▸ **Stated problem**: Reproduce every line of the records below verbatim, leaving out the pictures.

* * * * * * *

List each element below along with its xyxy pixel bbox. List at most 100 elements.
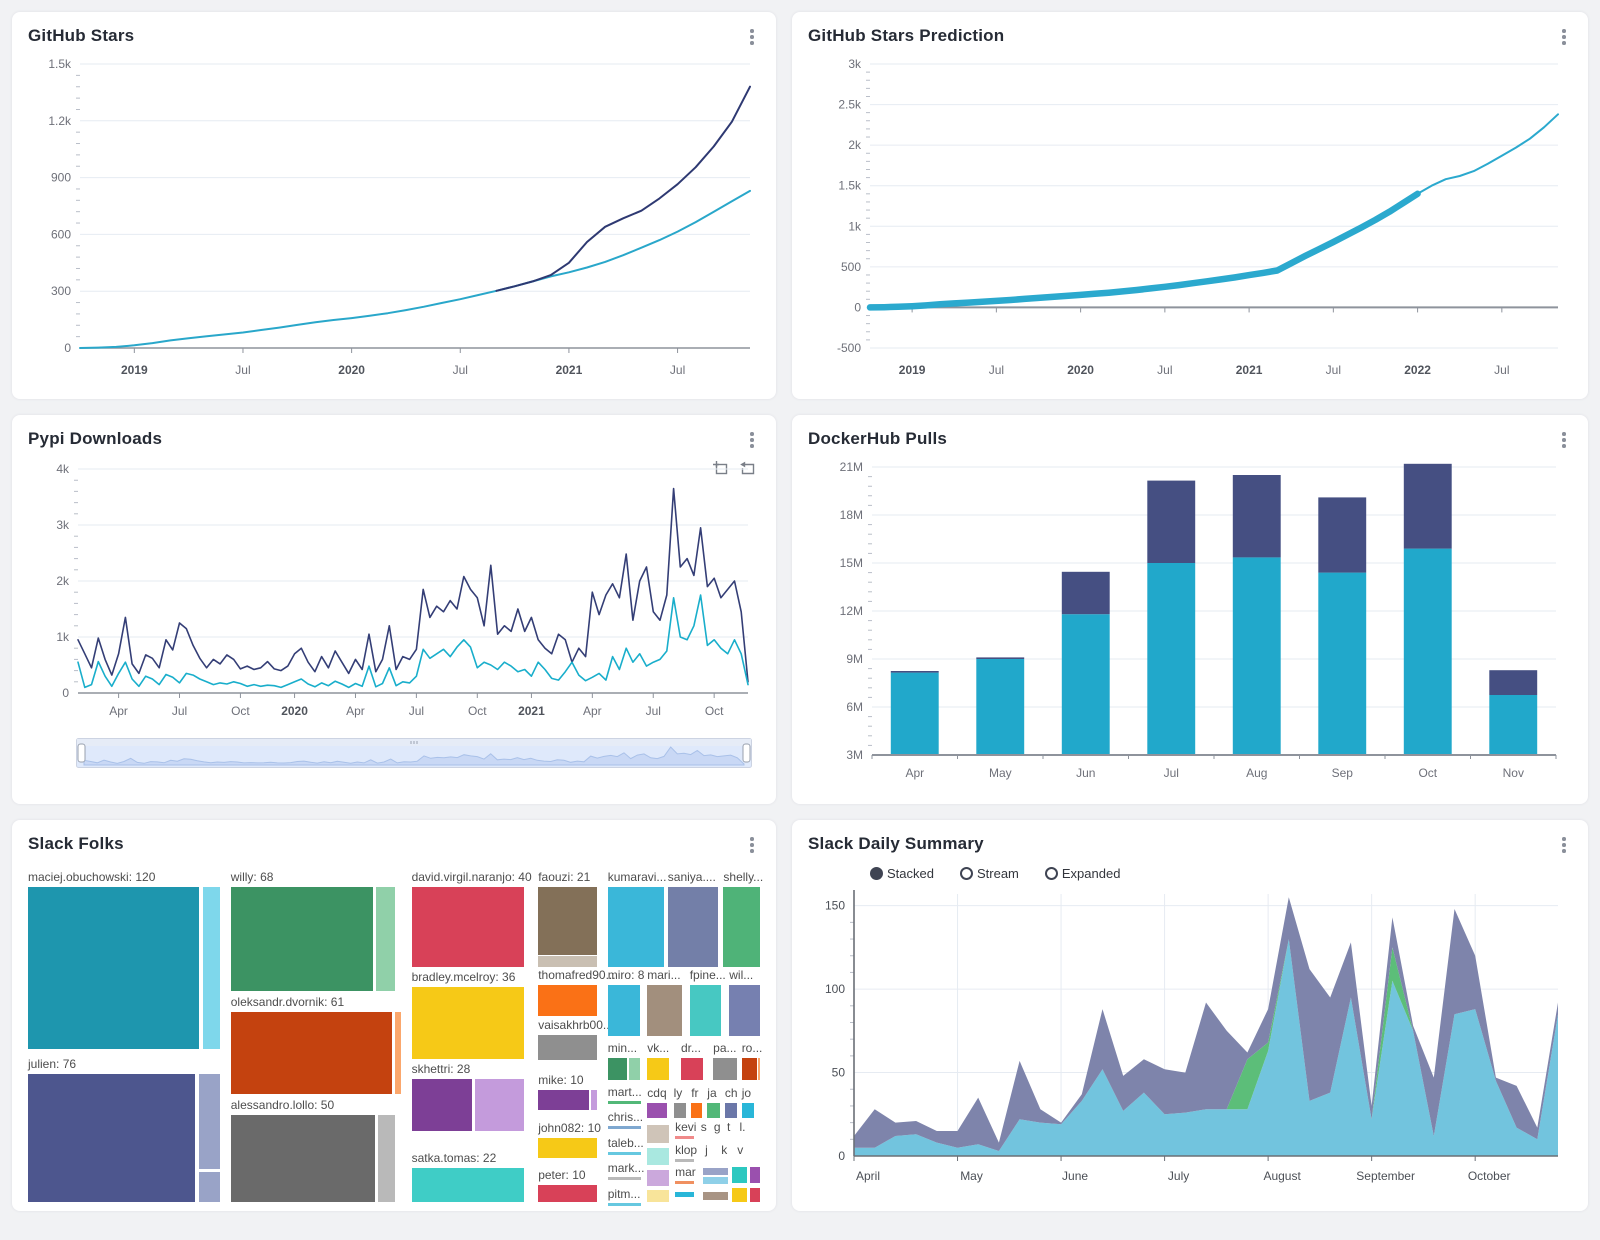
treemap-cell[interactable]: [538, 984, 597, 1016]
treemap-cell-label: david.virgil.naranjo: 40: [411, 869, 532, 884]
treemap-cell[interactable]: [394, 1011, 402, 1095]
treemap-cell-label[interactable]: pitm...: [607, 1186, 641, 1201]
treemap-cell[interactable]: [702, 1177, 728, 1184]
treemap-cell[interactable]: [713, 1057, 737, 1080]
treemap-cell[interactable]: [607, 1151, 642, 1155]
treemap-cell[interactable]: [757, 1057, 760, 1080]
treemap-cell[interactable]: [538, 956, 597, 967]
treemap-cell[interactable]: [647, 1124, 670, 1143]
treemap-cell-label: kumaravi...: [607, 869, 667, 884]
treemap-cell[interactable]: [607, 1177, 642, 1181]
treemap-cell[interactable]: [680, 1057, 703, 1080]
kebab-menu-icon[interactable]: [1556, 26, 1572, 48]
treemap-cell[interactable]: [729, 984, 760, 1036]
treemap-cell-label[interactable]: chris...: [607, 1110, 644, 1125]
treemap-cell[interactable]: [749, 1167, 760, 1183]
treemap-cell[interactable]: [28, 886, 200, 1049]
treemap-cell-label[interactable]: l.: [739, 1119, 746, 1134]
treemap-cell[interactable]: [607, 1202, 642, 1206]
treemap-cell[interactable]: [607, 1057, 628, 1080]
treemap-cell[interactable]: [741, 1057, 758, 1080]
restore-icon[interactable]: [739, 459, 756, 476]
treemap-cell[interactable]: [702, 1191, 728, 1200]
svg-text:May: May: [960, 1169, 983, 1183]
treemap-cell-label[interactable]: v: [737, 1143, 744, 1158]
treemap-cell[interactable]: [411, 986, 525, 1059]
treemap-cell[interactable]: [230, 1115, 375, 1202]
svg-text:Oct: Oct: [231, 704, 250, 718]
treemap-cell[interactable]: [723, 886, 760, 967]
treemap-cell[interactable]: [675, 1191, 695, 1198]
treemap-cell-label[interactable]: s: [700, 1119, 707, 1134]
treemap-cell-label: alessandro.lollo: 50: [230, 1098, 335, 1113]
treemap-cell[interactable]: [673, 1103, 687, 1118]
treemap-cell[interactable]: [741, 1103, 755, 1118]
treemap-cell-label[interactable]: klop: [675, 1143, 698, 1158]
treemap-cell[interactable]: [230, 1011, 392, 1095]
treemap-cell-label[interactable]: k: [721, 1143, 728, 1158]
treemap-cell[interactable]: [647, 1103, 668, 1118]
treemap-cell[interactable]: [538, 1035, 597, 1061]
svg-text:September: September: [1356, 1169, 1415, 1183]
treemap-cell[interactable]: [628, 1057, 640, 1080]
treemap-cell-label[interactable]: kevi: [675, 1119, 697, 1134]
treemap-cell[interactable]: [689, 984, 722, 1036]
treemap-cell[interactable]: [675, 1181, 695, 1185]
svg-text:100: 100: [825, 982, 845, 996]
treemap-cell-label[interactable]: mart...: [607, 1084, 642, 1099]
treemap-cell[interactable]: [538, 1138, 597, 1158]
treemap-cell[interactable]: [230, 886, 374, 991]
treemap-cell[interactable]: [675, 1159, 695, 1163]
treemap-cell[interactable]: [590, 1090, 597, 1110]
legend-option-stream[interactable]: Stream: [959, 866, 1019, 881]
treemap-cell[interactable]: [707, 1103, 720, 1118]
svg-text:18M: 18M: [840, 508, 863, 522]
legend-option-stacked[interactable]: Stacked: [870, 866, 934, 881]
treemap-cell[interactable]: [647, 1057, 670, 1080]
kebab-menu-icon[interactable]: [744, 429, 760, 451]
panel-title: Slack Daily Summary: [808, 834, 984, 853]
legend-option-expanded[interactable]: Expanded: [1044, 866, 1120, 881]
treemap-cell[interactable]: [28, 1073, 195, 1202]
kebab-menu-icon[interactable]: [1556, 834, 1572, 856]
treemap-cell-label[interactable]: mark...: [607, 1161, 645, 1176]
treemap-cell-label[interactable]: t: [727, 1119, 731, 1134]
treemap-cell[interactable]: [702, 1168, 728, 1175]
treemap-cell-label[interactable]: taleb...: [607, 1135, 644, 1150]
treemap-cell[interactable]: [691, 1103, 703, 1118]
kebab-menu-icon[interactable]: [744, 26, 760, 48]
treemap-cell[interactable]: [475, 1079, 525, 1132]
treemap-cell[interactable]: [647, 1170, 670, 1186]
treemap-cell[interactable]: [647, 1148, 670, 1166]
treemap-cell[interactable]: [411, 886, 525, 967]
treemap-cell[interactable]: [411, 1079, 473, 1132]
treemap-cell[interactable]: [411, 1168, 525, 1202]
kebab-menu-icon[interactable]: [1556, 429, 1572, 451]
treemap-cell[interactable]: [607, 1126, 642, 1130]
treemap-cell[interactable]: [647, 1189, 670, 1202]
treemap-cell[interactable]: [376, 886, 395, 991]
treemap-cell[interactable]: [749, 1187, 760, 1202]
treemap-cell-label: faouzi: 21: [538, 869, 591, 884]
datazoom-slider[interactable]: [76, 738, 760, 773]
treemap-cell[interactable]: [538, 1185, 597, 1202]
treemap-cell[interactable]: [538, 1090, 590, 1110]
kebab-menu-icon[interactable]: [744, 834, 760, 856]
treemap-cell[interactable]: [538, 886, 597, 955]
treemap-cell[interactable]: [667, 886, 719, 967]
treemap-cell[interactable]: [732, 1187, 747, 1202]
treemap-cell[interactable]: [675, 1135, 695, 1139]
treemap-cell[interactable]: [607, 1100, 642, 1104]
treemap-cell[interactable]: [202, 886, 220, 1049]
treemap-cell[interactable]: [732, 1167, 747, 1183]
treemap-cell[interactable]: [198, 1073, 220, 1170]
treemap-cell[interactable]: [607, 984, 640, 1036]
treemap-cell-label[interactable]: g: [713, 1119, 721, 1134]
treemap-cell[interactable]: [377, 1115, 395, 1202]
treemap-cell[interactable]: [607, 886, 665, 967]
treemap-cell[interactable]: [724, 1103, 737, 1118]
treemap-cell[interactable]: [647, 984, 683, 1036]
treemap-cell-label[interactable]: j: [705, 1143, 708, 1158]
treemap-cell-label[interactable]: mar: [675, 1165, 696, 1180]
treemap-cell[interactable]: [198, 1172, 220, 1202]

* * * * * * *

▸ **Exercise output**:
List each element below along with its xyxy pixel bbox. List at most 100 elements.
treemap-cell[interactable]: [538, 984, 597, 1016]
treemap-cell-label: david.virgil.naranjo: 40: [411, 869, 532, 884]
treemap-cell[interactable]: [394, 1011, 402, 1095]
treemap-cell-label[interactable]: pitm...: [607, 1186, 641, 1201]
treemap-cell[interactable]: [702, 1177, 728, 1184]
treemap-cell[interactable]: [713, 1057, 737, 1080]
treemap-cell[interactable]: [607, 1151, 642, 1155]
treemap-cell[interactable]: [757, 1057, 760, 1080]
treemap-cell[interactable]: [538, 956, 597, 967]
treemap-cell[interactable]: [647, 1124, 670, 1143]
treemap-cell-label: kumaravi...: [607, 869, 667, 884]
treemap-cell[interactable]: [607, 1177, 642, 1181]
treemap-cell[interactable]: [680, 1057, 703, 1080]
kebab-menu-icon[interactable]: [1556, 26, 1572, 48]
treemap-cell[interactable]: [729, 984, 760, 1036]
treemap-cell-label[interactable]: chris...: [607, 1110, 644, 1125]
treemap-cell[interactable]: [749, 1167, 760, 1183]
treemap-cell[interactable]: [28, 886, 200, 1049]
treemap-cell-label[interactable]: l.: [739, 1119, 746, 1134]
treemap-cell[interactable]: [607, 1202, 642, 1206]
treemap-cell[interactable]: [607, 1057, 628, 1080]
treemap-cell[interactable]: [741, 1057, 758, 1080]
restore-icon[interactable]: [739, 459, 756, 476]
treemap-cell[interactable]: [702, 1191, 728, 1200]
svg-text:May: May: [960, 1169, 983, 1183]
treemap-cell-label[interactable]: v: [737, 1143, 744, 1158]
treemap-cell[interactable]: [411, 986, 525, 1059]
treemap-cell[interactable]: [230, 1115, 375, 1202]
svg-text:Oct: Oct: [231, 704, 250, 718]
treemap-cell[interactable]: [723, 886, 760, 967]
treemap-cell[interactable]: [675, 1191, 695, 1198]
treemap-cell-label[interactable]: s: [700, 1119, 707, 1134]
treemap-cell-label: alessandro.lollo: 50: [230, 1098, 335, 1113]
treemap-cell[interactable]: [673, 1103, 687, 1118]
treemap-cell[interactable]: [741, 1103, 755, 1118]
treemap-cell-label[interactable]: klop: [675, 1143, 698, 1158]
treemap-cell[interactable]: [230, 1011, 392, 1095]
treemap-cell-label[interactable]: k: [721, 1143, 728, 1158]
treemap-cell[interactable]: [647, 1103, 668, 1118]
treemap-cell[interactable]: [538, 1035, 597, 1061]
svg-text:September: September: [1356, 1169, 1415, 1183]
treemap-cell[interactable]: [628, 1057, 640, 1080]
treemap-cell-label[interactable]: kevi: [675, 1119, 697, 1134]
treemap-cell[interactable]: [689, 984, 722, 1036]
treemap-cell[interactable]: [675, 1181, 695, 1185]
svg-text:100: 100: [825, 982, 845, 996]
treemap-cell-label[interactable]: mart...: [607, 1084, 642, 1099]
treemap-cell[interactable]: [538, 1138, 597, 1158]
treemap-cell[interactable]: [230, 886, 374, 991]
treemap-cell[interactable]: [675, 1159, 695, 1163]
treemap-cell[interactable]: [590, 1090, 597, 1110]
legend-option-stream[interactable]: Stream: [959, 866, 1019, 881]
treemap-cell[interactable]: [707, 1103, 720, 1118]
svg-text:18M: 18M: [840, 508, 863, 522]
legend-option-stacked[interactable]: Stacked: [870, 866, 934, 881]
treemap-cell[interactable]: [647, 1057, 670, 1080]
kebab-menu-icon[interactable]: [744, 429, 760, 451]
panel-title: Slack Daily Summary: [808, 834, 984, 853]
legend-option-expanded[interactable]: Expanded: [1044, 866, 1120, 881]
treemap-cell[interactable]: [28, 1073, 195, 1202]
kebab-menu-icon[interactable]: [1556, 834, 1572, 856]
treemap-cell-label[interactable]: mark...: [607, 1161, 645, 1176]
treemap-cell-label[interactable]: t: [727, 1119, 731, 1134]
treemap-cell[interactable]: [702, 1168, 728, 1175]
treemap-cell-label[interactable]: taleb...: [607, 1135, 644, 1150]
treemap-cell[interactable]: [691, 1103, 703, 1118]
kebab-menu-icon[interactable]: [744, 26, 760, 48]
treemap-cell[interactable]: [475, 1079, 525, 1132]
treemap-cell[interactable]: [647, 1170, 670, 1186]
treemap-cell[interactable]: [647, 1148, 670, 1166]
treemap-cell[interactable]: [411, 886, 525, 967]
treemap-cell[interactable]: [411, 1079, 473, 1132]
treemap-cell[interactable]: [411, 1168, 525, 1202]
kebab-menu-icon[interactable]: [1556, 429, 1572, 451]
treemap-cell[interactable]: [607, 1126, 642, 1130]
treemap-cell[interactable]: [647, 1189, 670, 1202]
treemap-cell[interactable]: [376, 886, 395, 991]
treemap-cell[interactable]: [749, 1187, 760, 1202]
treemap-cell-label: faouzi: 21: [538, 869, 591, 884]
datazoom-slider[interactable]: [76, 738, 760, 773]
treemap-cell[interactable]: [538, 1185, 597, 1202]
treemap-cell[interactable]: [538, 1090, 590, 1110]
kebab-menu-icon[interactable]: [744, 834, 760, 856]
treemap-cell[interactable]: [538, 886, 597, 955]
treemap-cell[interactable]: [667, 886, 719, 967]
treemap-cell[interactable]: [732, 1187, 747, 1202]
treemap-cell[interactable]: [675, 1135, 695, 1139]
treemap-cell[interactable]: [607, 1100, 642, 1104]
treemap-cell[interactable]: [202, 886, 220, 1049]
treemap-cell[interactable]: [732, 1167, 747, 1183]
treemap-cell[interactable]: [198, 1073, 220, 1170]
treemap-cell[interactable]: [607, 984, 640, 1036]
treemap-cell-label[interactable]: g: [713, 1119, 721, 1134]
treemap-cell[interactable]: [377, 1115, 395, 1202]
treemap-cell[interactable]: [607, 886, 665, 967]
treemap-cell[interactable]: [724, 1103, 737, 1118]
treemap-cell[interactable]: [647, 984, 683, 1036]
treemap-cell-label[interactable]: j: [705, 1143, 708, 1158]
treemap-cell-label[interactable]: mar: [675, 1165, 696, 1180]
treemap-cell[interactable]: [198, 1172, 220, 1202]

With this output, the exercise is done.